— BEGIN Information provided —

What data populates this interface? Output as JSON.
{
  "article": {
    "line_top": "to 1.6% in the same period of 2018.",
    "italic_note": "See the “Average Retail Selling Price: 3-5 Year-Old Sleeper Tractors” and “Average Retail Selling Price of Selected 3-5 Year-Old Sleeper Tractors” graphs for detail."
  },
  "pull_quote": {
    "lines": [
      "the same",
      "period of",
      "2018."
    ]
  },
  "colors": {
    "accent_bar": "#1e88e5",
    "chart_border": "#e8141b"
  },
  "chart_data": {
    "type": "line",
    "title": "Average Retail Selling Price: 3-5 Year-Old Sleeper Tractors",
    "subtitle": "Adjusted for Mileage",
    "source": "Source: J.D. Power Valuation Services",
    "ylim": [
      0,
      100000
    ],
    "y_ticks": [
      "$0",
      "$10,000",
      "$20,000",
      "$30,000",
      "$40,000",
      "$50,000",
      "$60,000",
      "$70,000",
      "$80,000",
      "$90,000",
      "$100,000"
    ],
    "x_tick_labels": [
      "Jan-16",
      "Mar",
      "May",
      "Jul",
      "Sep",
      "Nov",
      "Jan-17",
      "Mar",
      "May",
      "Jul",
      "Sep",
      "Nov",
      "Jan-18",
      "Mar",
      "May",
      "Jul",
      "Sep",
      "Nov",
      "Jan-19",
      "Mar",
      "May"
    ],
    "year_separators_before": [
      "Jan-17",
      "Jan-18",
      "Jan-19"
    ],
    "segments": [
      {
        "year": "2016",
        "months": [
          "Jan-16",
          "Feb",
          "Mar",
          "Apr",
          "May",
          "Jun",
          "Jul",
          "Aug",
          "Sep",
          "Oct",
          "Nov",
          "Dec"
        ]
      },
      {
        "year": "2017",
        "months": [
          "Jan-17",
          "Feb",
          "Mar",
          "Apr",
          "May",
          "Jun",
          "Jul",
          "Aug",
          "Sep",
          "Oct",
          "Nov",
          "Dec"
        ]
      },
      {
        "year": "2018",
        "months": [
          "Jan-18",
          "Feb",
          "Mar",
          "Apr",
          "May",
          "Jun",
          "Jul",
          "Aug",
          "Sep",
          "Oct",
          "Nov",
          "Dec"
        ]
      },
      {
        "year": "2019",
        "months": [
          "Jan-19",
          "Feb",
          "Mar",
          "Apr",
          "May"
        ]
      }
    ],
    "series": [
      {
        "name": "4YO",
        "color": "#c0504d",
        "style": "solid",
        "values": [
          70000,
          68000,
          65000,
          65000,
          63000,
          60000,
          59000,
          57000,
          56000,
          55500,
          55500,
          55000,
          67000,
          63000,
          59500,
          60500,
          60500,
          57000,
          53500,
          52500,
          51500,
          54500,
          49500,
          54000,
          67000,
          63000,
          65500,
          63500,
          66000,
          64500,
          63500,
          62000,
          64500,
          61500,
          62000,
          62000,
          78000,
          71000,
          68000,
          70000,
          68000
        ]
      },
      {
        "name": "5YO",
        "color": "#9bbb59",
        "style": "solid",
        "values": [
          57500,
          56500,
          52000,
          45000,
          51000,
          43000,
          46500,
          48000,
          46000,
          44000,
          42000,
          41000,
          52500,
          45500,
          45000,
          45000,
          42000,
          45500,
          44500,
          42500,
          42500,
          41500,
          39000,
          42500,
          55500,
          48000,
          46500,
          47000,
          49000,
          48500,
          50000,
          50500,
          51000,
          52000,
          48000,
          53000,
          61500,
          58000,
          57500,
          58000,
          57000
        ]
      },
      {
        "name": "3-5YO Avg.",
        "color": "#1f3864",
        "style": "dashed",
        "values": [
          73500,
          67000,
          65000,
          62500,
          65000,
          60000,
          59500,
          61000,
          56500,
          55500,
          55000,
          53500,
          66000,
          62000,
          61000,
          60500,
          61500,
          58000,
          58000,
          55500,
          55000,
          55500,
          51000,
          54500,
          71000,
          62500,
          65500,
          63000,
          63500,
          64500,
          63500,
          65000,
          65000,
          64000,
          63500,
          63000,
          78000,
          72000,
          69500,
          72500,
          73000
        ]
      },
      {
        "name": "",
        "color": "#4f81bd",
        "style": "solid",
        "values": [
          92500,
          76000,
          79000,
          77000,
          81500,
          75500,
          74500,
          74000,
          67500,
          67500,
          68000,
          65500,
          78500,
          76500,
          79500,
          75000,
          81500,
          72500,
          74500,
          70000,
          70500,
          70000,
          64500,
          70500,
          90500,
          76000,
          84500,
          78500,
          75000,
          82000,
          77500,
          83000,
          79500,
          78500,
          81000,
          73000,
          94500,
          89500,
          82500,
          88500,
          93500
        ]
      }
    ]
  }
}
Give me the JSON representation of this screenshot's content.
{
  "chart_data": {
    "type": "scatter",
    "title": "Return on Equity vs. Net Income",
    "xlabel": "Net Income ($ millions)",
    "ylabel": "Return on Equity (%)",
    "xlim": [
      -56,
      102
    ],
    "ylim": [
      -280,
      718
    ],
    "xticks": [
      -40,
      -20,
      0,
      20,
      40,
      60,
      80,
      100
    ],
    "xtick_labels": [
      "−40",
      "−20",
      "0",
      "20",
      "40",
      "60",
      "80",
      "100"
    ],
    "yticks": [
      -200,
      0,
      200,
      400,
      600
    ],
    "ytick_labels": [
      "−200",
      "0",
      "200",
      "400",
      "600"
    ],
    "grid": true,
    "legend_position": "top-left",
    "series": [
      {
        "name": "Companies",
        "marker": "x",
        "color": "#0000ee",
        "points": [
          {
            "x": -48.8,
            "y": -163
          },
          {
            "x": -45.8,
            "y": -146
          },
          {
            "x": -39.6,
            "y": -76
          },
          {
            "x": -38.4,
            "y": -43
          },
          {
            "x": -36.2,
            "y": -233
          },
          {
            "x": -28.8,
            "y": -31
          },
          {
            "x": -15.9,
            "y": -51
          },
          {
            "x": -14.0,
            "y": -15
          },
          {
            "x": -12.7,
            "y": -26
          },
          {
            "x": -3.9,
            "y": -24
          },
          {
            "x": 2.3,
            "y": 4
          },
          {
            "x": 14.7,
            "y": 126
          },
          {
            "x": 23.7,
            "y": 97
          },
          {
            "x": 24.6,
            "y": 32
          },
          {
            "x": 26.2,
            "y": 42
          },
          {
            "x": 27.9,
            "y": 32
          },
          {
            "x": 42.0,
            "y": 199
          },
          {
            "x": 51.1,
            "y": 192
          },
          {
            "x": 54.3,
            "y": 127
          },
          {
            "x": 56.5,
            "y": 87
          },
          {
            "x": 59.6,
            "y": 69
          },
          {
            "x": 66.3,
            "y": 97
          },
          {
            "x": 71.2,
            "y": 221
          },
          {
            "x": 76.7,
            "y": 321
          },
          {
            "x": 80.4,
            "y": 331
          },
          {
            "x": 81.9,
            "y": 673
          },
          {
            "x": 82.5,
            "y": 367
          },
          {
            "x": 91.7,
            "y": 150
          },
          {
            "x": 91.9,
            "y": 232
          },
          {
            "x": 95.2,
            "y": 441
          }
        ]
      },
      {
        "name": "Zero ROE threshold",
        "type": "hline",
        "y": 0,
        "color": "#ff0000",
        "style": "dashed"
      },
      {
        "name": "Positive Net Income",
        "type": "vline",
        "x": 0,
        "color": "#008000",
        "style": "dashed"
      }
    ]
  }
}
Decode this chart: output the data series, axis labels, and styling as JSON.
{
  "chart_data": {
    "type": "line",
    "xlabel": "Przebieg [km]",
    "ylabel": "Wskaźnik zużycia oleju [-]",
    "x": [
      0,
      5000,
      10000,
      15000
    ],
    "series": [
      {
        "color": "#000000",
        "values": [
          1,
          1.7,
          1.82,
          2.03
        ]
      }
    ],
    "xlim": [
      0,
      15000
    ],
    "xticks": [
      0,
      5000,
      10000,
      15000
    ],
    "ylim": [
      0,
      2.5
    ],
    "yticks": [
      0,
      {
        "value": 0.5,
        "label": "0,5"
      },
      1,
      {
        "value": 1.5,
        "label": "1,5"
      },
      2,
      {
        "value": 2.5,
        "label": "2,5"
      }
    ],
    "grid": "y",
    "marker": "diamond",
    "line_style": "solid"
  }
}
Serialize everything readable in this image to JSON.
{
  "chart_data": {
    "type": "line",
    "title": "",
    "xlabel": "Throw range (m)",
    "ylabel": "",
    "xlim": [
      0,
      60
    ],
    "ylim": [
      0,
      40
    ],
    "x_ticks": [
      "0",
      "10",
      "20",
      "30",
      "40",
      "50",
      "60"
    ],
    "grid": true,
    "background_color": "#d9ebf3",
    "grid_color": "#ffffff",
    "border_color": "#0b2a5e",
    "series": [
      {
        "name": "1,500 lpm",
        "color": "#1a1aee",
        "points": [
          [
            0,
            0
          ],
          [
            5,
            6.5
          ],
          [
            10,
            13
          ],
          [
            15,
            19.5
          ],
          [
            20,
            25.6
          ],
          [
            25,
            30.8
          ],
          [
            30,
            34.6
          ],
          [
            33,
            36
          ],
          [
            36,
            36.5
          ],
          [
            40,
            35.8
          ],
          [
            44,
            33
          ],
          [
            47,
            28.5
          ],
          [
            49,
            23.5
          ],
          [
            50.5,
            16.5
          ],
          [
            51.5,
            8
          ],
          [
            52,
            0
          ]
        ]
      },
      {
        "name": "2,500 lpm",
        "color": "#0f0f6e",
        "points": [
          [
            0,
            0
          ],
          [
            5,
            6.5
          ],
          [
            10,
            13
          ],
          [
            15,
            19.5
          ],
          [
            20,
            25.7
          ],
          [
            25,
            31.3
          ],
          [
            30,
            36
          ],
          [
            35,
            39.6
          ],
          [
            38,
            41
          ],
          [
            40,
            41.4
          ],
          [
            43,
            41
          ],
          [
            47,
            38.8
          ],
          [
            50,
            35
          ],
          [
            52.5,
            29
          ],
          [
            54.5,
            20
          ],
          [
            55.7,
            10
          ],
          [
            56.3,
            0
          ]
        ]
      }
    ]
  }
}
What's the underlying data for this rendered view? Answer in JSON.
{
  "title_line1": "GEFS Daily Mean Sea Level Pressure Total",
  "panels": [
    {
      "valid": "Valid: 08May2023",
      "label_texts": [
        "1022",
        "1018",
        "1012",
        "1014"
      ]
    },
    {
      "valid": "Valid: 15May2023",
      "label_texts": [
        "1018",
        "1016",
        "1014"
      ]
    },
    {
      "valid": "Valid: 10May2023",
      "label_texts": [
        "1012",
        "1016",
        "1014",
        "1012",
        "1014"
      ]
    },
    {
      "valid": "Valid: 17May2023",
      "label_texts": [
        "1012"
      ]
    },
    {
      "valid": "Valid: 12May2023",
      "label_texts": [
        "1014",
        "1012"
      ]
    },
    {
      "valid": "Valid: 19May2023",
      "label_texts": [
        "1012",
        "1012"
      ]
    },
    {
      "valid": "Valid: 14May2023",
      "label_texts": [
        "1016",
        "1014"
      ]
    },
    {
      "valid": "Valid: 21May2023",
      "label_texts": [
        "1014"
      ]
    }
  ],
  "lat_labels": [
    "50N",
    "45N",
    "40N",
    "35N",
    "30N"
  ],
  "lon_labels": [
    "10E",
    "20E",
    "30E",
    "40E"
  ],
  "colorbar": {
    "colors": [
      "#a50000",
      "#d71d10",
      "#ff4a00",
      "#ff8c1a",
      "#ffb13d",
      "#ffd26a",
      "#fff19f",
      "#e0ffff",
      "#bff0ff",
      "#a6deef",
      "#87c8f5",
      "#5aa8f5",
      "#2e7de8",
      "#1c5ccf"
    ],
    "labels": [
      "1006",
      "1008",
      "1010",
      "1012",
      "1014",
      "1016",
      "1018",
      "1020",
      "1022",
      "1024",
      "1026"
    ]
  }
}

— END Information provided —

• Work required
Copy out each line of the material that holds the word "name".

• Task response
        "name": "4YO",
        "name": "5YO",
        "name": "3-5YO Avg.",
        "name": "",
        "name": "Companies",
        "name": "Zero ROE threshold",
        "name": "Positive Net Income",
        "name": "1,500 lpm",
        "name": "2,500 lpm",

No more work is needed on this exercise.